Identify each line in the records below that contains the word "Phaholyothin", and copy it.

╭──

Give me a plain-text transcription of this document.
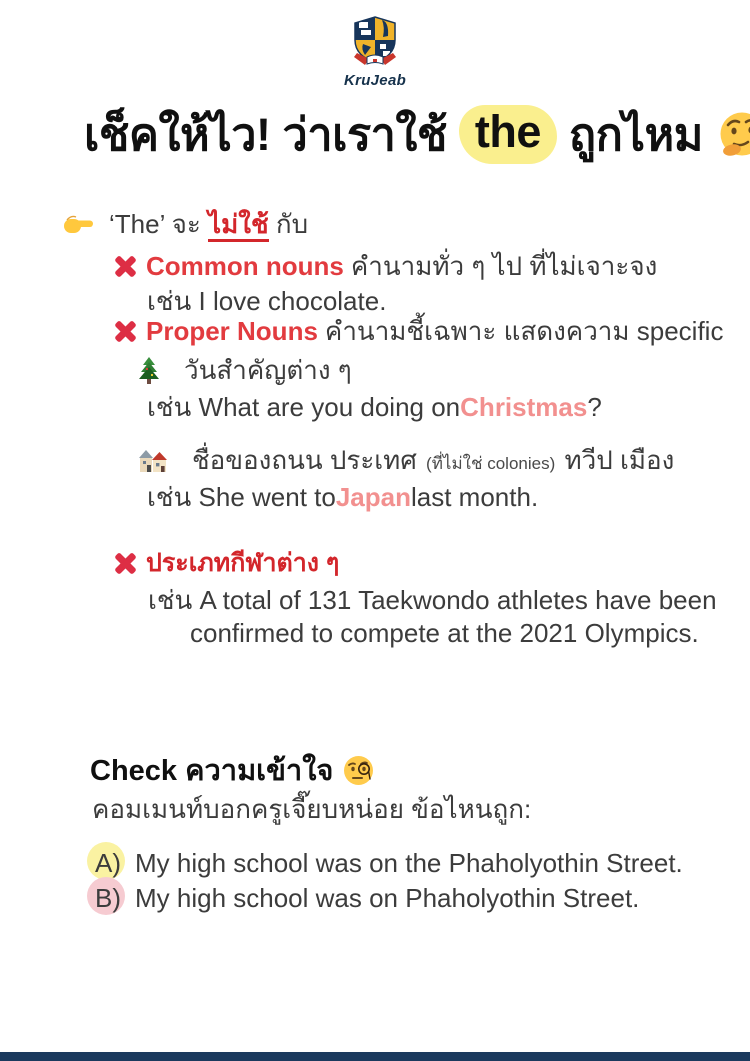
KruJeab
เช็คให้ไว! ว่าเราใช้ the ถูกไหม
‘The’ จะ ไม่ใช้ กับ
Common nouns คำนามทั่ว ๆ ไป ที่ไม่เจาะจง
เช่น I love chocolate.
Proper Nouns คำนามชี้เฉพาะ แสดงความ specific
วันสำคัญต่าง ๆ
เช่น What are you doing on Christmas ?
ชื่อของถนน ประเทศ (ที่ไม่ใช่ colonies) ทวีป เมือง
เช่น She went to Japan last month.
ประเภทกีฬาต่าง ๆ
เช่น A total of 131 Taekwondo athletes have been
confirmed to compete at the 2021 Olympics.
Check ความเข้าใจ
คอมเมนท์บอกครูเจี๊ยบหน่อย ข้อไหนถูก:
A) My high school was on the Phaholyothin Street.
B) My high school was on Phaholyothin Street.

╰──

=== Reply to the exercise ===
A) My high school was on the Phaholyothin Street.
B) My high school was on Phaholyothin Street.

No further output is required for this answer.